*Raw data*
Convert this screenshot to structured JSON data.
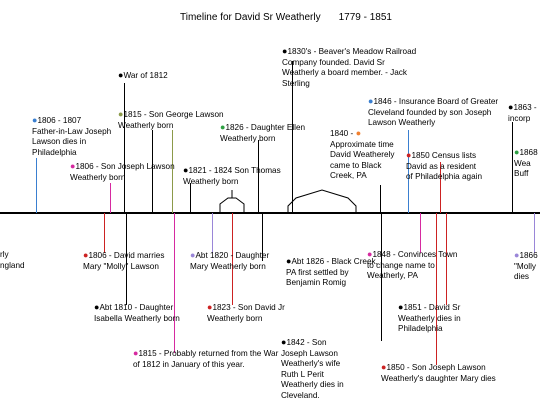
{
  "title": {
    "name": "Timeline for David Sr Weatherly",
    "range": "1779 - 1851"
  },
  "colors": {
    "black": "#000000",
    "blue": "#3a7fd0",
    "olive": "#8c9a4a",
    "green": "#2ea043",
    "orange": "#f08030",
    "magenta": "#d62aa0",
    "red": "#cc2222",
    "lavender": "#9a86d8",
    "teal": "#30a8b0"
  },
  "events": [
    {
      "id": "e1830s",
      "lines": [
        "1830's - Beaver's Meadow Railroad",
        "Company founded.  David Sr",
        "Weatherly a board member. - Jack",
        "Sterling"
      ],
      "dot_color": "black",
      "marker": "leading"
    },
    {
      "id": "e1812",
      "lines": [
        "War of 1812"
      ],
      "dot_color": "black",
      "marker": "leading"
    },
    {
      "id": "e1806a",
      "lines": [
        "1806 - 1807",
        "Father-in-Law Joseph",
        "Lawson dies in",
        "Philadelphia"
      ],
      "dot_color": "blue",
      "marker": "leading"
    },
    {
      "id": "e1815a",
      "lines": [
        "1815 - Son George Lawson",
        "Weatherly born"
      ],
      "dot_color": "olive",
      "marker": "leading"
    },
    {
      "id": "e1826a",
      "lines": [
        "1826 - Daughter Ellen",
        "Weatherly born"
      ],
      "dot_color": "green",
      "marker": "leading"
    },
    {
      "id": "e1846",
      "lines": [
        "1846 - Insurance Board of Greater",
        "Cleveland founded by son Joseph",
        "Lawson Weatherly"
      ],
      "dot_color": "blue",
      "marker": "leading"
    },
    {
      "id": "e1863",
      "lines": [
        "1863 -",
        "incorp"
      ],
      "dot_color": "black",
      "marker": "leading"
    },
    {
      "id": "e1840",
      "lines": [
        "1840 -",
        "Approximate time",
        "David Weatherely",
        "came to Black",
        "Creek, PA"
      ],
      "dot_color": "orange",
      "marker": "trailing"
    },
    {
      "id": "e1806b",
      "lines": [
        "1806 - Son Joseph Lawson",
        "Weatherly born"
      ],
      "dot_color": "magenta",
      "marker": "leading"
    },
    {
      "id": "e1821",
      "lines": [
        "1821 - 1824 Son Thomas",
        "Weatherly born"
      ],
      "dot_color": "black",
      "marker": "leading"
    },
    {
      "id": "e1850a",
      "lines": [
        "1850 Census lists",
        "David as a resident",
        "of Philadelphia again"
      ],
      "dot_color": "red",
      "marker": "leading"
    },
    {
      "id": "e1868",
      "lines": [
        "1868",
        "Wea",
        "Buff"
      ],
      "dot_color": "green",
      "marker": "leading"
    },
    {
      "id": "eleft",
      "lines": [
        "rly",
        "ngland"
      ],
      "dot_color": "none",
      "marker": "none"
    },
    {
      "id": "e1806c",
      "lines": [
        "1806 - David marries",
        "Mary \"Molly\" Lawson"
      ],
      "dot_color": "red",
      "marker": "leading"
    },
    {
      "id": "e1820",
      "lines": [
        "Abt 1820 - Daughter",
        "Mary Weatherly born"
      ],
      "dot_color": "lavender",
      "marker": "leading"
    },
    {
      "id": "e1848",
      "lines": [
        "1848 - Convinces Town",
        "to change name to",
        "Weatherly, PA"
      ],
      "dot_color": "magenta",
      "marker": "leading"
    },
    {
      "id": "e1866",
      "lines": [
        "1866",
        "\"Molly",
        "dies"
      ],
      "dot_color": "lavender",
      "marker": "leading"
    },
    {
      "id": "e1826b",
      "lines": [
        "Abt 1826 - Black Creek,",
        "PA first settled by",
        "Benjamin Romig"
      ],
      "dot_color": "black",
      "marker": "leading"
    },
    {
      "id": "e1810",
      "lines": [
        "Abt 1810 - Daughter",
        "Isabella Weatherly born"
      ],
      "dot_color": "black",
      "marker": "leading"
    },
    {
      "id": "e1823",
      "lines": [
        "1823 - Son David Jr",
        "Weatherly born"
      ],
      "dot_color": "red",
      "marker": "leading"
    },
    {
      "id": "e1851",
      "lines": [
        "1851 - David Sr",
        "Weatherly dies in",
        "Philadelphia"
      ],
      "dot_color": "black",
      "marker": "leading"
    },
    {
      "id": "e1815b",
      "lines": [
        "1815 - Probably returned from the War",
        "of 1812 in January of this year."
      ],
      "dot_color": "magenta",
      "marker": "leading"
    },
    {
      "id": "e1842",
      "lines": [
        "1842 - Son",
        "Joseph Lawson",
        "Weatherly's wife",
        "Ruth L Perit",
        "Weatherly dies in",
        "Cleveland."
      ],
      "dot_color": "black",
      "marker": "leading"
    },
    {
      "id": "e1850b",
      "lines": [
        "1850 - Son Joseph Lawson",
        "Weatherly's daughter Mary dies"
      ],
      "dot_color": "red",
      "marker": "leading"
    }
  ]
}
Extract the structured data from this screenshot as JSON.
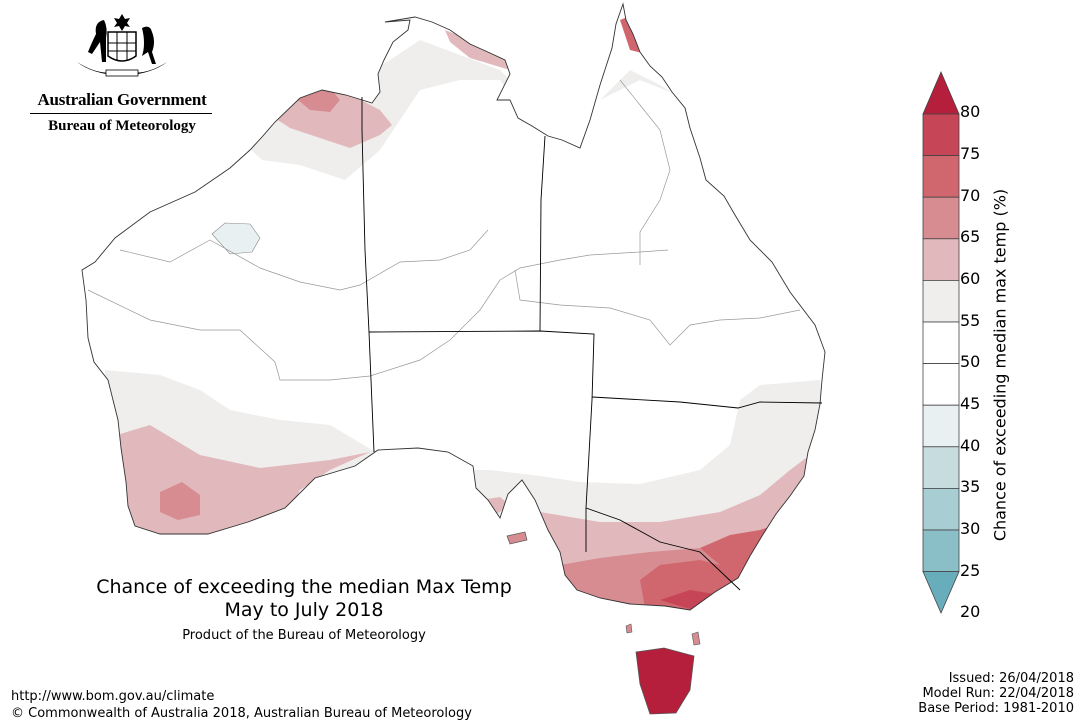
{
  "header": {
    "government": "Australian Government",
    "bureau": "Bureau of Meteorology"
  },
  "map": {
    "title": "Chance of exceeding the median Max Temp",
    "period": "May to July 2018",
    "product": "Product of the Bureau of Meteorology",
    "region": "Australia"
  },
  "legend": {
    "title": "Chance of exceeding median max temp (%)",
    "ticks": [
      "80",
      "75",
      "70",
      "65",
      "60",
      "55",
      "50",
      "45",
      "40",
      "35",
      "30",
      "25",
      "20"
    ],
    "colors_top_to_bottom": [
      "#b51f3c",
      "#c64556",
      "#d0676f",
      "#d68c91",
      "#e1b9bc",
      "#efeeed",
      "#ffffff",
      "#ffffff",
      "#e9f0f2",
      "#c6dcdf",
      "#a8cdd3",
      "#8bbfc8",
      "#68adbc"
    ]
  },
  "footer": {
    "url": "http://www.bom.gov.au/climate",
    "copyright": "© Commonwealth of Australia 2018, Australian Bureau of Meteorology",
    "issued": "Issued: 26/04/2018",
    "model_run": "Model Run: 22/04/2018",
    "base_period": "Base Period: 1981-2010"
  }
}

*What is needed*
Reproduce each line holding the word "Chance".

*Exercise output*
    "title": "Chance of exceeding the median Max Temp",
    "title": "Chance of exceeding median max temp (%)",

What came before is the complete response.